**** EXTRACTED INFORMATION ****
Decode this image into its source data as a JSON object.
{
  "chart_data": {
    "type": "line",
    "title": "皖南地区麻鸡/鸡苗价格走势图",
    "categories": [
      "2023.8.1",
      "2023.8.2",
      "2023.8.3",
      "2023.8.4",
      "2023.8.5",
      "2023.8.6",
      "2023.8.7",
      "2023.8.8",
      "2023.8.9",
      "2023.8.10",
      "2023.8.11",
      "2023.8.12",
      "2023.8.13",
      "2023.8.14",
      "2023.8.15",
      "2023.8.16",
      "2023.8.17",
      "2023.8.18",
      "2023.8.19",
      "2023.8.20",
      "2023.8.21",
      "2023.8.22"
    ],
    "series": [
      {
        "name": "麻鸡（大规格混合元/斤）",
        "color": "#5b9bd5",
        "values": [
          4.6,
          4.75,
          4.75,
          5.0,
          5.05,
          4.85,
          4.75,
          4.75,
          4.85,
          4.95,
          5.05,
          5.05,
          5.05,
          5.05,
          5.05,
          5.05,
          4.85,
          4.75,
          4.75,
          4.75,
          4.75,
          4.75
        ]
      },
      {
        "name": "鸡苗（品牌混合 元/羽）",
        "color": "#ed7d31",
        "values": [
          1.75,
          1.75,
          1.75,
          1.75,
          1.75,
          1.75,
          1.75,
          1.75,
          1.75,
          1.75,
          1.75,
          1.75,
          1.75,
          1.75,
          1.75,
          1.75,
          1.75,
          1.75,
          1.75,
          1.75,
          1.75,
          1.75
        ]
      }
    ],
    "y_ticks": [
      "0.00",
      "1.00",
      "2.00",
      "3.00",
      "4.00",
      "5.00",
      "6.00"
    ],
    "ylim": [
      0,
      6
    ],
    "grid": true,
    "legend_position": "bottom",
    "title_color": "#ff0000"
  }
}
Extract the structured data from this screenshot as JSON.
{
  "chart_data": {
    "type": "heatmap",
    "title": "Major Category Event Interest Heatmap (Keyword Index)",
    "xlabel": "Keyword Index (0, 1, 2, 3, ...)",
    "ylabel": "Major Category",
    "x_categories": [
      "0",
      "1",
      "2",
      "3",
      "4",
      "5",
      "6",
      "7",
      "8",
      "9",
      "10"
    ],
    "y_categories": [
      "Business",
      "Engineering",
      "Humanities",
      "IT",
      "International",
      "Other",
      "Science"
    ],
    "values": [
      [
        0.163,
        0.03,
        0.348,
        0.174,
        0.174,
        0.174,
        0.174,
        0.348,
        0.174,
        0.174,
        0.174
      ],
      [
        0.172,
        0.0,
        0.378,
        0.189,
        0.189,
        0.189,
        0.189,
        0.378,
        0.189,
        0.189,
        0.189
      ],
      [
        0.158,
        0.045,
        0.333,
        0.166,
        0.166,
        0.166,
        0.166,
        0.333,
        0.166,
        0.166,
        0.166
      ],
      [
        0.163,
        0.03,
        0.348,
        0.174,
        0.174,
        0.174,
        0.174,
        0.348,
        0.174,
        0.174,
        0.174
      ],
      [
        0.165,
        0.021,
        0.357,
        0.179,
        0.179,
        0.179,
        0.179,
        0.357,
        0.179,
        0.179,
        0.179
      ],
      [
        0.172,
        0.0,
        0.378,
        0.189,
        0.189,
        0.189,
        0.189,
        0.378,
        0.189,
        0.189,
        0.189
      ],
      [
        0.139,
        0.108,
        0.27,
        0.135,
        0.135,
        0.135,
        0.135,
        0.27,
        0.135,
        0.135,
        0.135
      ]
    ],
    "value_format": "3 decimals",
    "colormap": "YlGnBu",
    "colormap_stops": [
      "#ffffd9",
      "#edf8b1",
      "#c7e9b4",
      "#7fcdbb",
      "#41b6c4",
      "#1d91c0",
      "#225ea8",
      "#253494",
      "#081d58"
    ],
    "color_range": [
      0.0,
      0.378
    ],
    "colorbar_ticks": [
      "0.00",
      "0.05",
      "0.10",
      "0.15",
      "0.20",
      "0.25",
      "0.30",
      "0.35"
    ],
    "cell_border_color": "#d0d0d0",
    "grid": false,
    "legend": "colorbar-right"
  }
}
****
### WRITTEN REQUEST:
Return all the data exactly as given.

### RESULT OF THIS TASK:
Decode this image into its source data as a JSON object.
{
  "chart_data": {
    "type": "line",
    "title": "皖南地区麻鸡/鸡苗价格走势图",
    "categories": [
      "2023.8.1",
      "2023.8.2",
      "2023.8.3",
      "2023.8.4",
      "2023.8.5",
      "2023.8.6",
      "2023.8.7",
      "2023.8.8",
      "2023.8.9",
      "2023.8.10",
      "2023.8.11",
      "2023.8.12",
      "2023.8.13",
      "2023.8.14",
      "2023.8.15",
      "2023.8.16",
      "2023.8.17",
      "2023.8.18",
      "2023.8.19",
      "2023.8.20",
      "2023.8.21",
      "2023.8.22"
    ],
    "series": [
      {
        "name": "麻鸡（大规格混合元/斤）",
        "color": "#5b9bd5",
        "values": [
          4.6,
          4.75,
          4.75,
          5.0,
          5.05,
          4.85,
          4.75,
          4.75,
          4.85,
          4.95,
          5.05,
          5.05,
          5.05,
          5.05,
          5.05,
          5.05,
          4.85,
          4.75,
          4.75,
          4.75,
          4.75,
          4.75
        ]
      },
      {
        "name": "鸡苗（品牌混合 元/羽）",
        "color": "#ed7d31",
        "values": [
          1.75,
          1.75,
          1.75,
          1.75,
          1.75,
          1.75,
          1.75,
          1.75,
          1.75,
          1.75,
          1.75,
          1.75,
          1.75,
          1.75,
          1.75,
          1.75,
          1.75,
          1.75,
          1.75,
          1.75,
          1.75,
          1.75
        ]
      }
    ],
    "y_ticks": [
      "0.00",
      "1.00",
      "2.00",
      "3.00",
      "4.00",
      "5.00",
      "6.00"
    ],
    "ylim": [
      0,
      6
    ],
    "grid": true,
    "legend_position": "bottom",
    "title_color": "#ff0000"
  }
}
Extract the structured data from this screenshot as JSON.
{
  "chart_data": {
    "type": "heatmap",
    "title": "Major Category Event Interest Heatmap (Keyword Index)",
    "xlabel": "Keyword Index (0, 1, 2, 3, ...)",
    "ylabel": "Major Category",
    "x_categories": [
      "0",
      "1",
      "2",
      "3",
      "4",
      "5",
      "6",
      "7",
      "8",
      "9",
      "10"
    ],
    "y_categories": [
      "Business",
      "Engineering",
      "Humanities",
      "IT",
      "International",
      "Other",
      "Science"
    ],
    "values": [
      [
        0.163,
        0.03,
        0.348,
        0.174,
        0.174,
        0.174,
        0.174,
        0.348,
        0.174,
        0.174,
        0.174
      ],
      [
        0.172,
        0.0,
        0.378,
        0.189,
        0.189,
        0.189,
        0.189,
        0.378,
        0.189,
        0.189,
        0.189
      ],
      [
        0.158,
        0.045,
        0.333,
        0.166,
        0.166,
        0.166,
        0.166,
        0.333,
        0.166,
        0.166,
        0.166
      ],
      [
        0.163,
        0.03,
        0.348,
        0.174,
        0.174,
        0.174,
        0.174,
        0.348,
        0.174,
        0.174,
        0.174
      ],
      [
        0.165,
        0.021,
        0.357,
        0.179,
        0.179,
        0.179,
        0.179,
        0.357,
        0.179,
        0.179,
        0.179
      ],
      [
        0.172,
        0.0,
        0.378,
        0.189,
        0.189,
        0.189,
        0.189,
        0.378,
        0.189,
        0.189,
        0.189
      ],
      [
        0.139,
        0.108,
        0.27,
        0.135,
        0.135,
        0.135,
        0.135,
        0.27,
        0.135,
        0.135,
        0.135
      ]
    ],
    "value_format": "3 decimals",
    "colormap": "YlGnBu",
    "colormap_stops": [
      "#ffffd9",
      "#edf8b1",
      "#c7e9b4",
      "#7fcdbb",
      "#41b6c4",
      "#1d91c0",
      "#225ea8",
      "#253494",
      "#081d58"
    ],
    "color_range": [
      0.0,
      0.378
    ],
    "colorbar_ticks": [
      "0.00",
      "0.05",
      "0.10",
      "0.15",
      "0.20",
      "0.25",
      "0.30",
      "0.35"
    ],
    "cell_border_color": "#d0d0d0",
    "grid": false,
    "legend": "colorbar-right"
  }
}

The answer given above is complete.